* [GIVEN REQUEST]:
Extract the complete data exactly as given.

* [INPUT RECORDS]:
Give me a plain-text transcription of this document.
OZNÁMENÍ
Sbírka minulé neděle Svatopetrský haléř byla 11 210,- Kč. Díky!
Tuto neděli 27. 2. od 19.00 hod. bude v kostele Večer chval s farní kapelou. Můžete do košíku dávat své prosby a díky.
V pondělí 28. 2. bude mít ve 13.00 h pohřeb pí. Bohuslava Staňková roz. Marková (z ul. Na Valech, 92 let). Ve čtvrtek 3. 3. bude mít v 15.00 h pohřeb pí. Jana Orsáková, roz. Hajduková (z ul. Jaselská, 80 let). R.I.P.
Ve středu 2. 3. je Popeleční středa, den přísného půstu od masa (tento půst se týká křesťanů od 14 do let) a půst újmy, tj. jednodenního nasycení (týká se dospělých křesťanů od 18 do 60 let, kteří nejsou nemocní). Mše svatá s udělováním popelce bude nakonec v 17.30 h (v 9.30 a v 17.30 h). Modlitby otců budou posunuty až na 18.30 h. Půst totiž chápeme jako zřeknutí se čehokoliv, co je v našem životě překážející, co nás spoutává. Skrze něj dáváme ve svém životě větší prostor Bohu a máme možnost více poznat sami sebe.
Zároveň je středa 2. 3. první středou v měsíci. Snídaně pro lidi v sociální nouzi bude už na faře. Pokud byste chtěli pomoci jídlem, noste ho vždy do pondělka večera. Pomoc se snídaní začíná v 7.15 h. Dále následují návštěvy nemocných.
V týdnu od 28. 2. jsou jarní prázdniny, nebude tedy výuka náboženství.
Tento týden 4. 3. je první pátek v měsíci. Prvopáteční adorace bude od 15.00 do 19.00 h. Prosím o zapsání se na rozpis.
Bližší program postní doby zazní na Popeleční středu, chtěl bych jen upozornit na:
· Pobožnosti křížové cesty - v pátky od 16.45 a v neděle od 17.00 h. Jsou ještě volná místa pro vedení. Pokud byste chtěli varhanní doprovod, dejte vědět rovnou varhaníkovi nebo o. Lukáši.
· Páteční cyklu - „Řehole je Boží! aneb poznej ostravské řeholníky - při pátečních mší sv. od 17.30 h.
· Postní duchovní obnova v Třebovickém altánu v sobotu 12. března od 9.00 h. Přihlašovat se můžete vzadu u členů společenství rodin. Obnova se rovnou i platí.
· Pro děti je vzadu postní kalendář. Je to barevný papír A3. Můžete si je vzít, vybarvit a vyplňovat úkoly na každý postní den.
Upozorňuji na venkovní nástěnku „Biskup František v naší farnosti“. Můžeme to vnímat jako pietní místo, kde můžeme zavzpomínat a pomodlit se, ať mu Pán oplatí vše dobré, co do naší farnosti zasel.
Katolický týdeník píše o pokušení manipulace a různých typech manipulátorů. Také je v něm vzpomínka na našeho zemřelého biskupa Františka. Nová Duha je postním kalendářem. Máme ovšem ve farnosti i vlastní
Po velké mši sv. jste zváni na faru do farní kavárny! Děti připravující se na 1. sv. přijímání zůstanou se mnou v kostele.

* [THE SOLUTION]:
Give me a plain-text transcription of this document.
OZNÁMENÍ
Sbírka minulé neděle Svatopetrský haléř byla 11 210,- Kč. Díky!
Tuto neděli 27. 2. od 19.00 hod. bude v kostele Večer chval s farní kapelou. Můžete do košíku dávat své prosby a díky.
V pondělí 28. 2. bude mít ve 13.00 h pohřeb pí. Bohuslava Staňková roz. Marková (z ul. Na Valech, 92 let). Ve čtvrtek 3. 3. bude mít v 15.00 h pohřeb pí. Jana Orsáková, roz. Hajduková (z ul. Jaselská, 80 let). R.I.P.
Ve středu 2. 3. je Popeleční středa, den přísného půstu od masa (tento půst se týká křesťanů od 14 do let) a půst újmy, tj. jednodenního nasycení (týká se dospělých křesťanů od 18 do 60 let, kteří nejsou nemocní). Mše svatá s udělováním popelce bude nakonec v 17.30 h (v 9.30 a v 17.30 h). Modlitby otců budou posunuty až na 18.30 h. Půst totiž chápeme jako zřeknutí se čehokoliv, co je v našem životě překážející, co nás spoutává. Skrze něj dáváme ve svém životě větší prostor Bohu a máme možnost více poznat sami sebe.
Zároveň je středa 2. 3. první středou v měsíci. Snídaně pro lidi v sociální nouzi bude už na faře. Pokud byste chtěli pomoci jídlem, noste ho vždy do pondělka večera. Pomoc se snídaní začíná v 7.15 h. Dále následují návštěvy nemocných.
V týdnu od 28. 2. jsou jarní prázdniny, nebude tedy výuka náboženství.
Tento týden 4. 3. je první pátek v měsíci. Prvopáteční adorace bude od 15.00 do 19.00 h. Prosím o zapsání se na rozpis.
Bližší program postní doby zazní na Popeleční středu, chtěl bych jen upozornit na:
· Pobožnosti křížové cesty - v pátky od 16.45 a v neděle od 17.00 h. Jsou ještě volná místa pro vedení. Pokud byste chtěli varhanní doprovod, dejte vědět rovnou varhaníkovi nebo o. Lukáši.
· Páteční cyklu - „Řehole je Boží! aneb poznej ostravské řeholníky - při pátečních mší sv. od 17.30 h.
· Postní duchovní obnova v Třebovickém altánu v sobotu 12. března od 9.00 h. Přihlašovat se můžete vzadu u členů společenství rodin. Obnova se rovnou i platí.
· Pro děti je vzadu postní kalendář. Je to barevný papír A3. Můžete si je vzít, vybarvit a vyplňovat úkoly na každý postní den.
Upozorňuji na venkovní nástěnku „Biskup František v naší farnosti“. Můžeme to vnímat jako pietní místo, kde můžeme zavzpomínat a pomodlit se, ať mu Pán oplatí vše dobré, co do naší farnosti zasel.
Katolický týdeník píše o pokušení manipulace a různých typech manipulátorů. Také je v něm vzpomínka na našeho zemřelého biskupa Františka. Nová Duha je postním kalendářem. Máme ovšem ve farnosti i vlastní
Po velké mši sv. jste zváni na faru do farní kavárny! Děti připravující se na 1. sv. přijímání zůstanou se mnou v kostele.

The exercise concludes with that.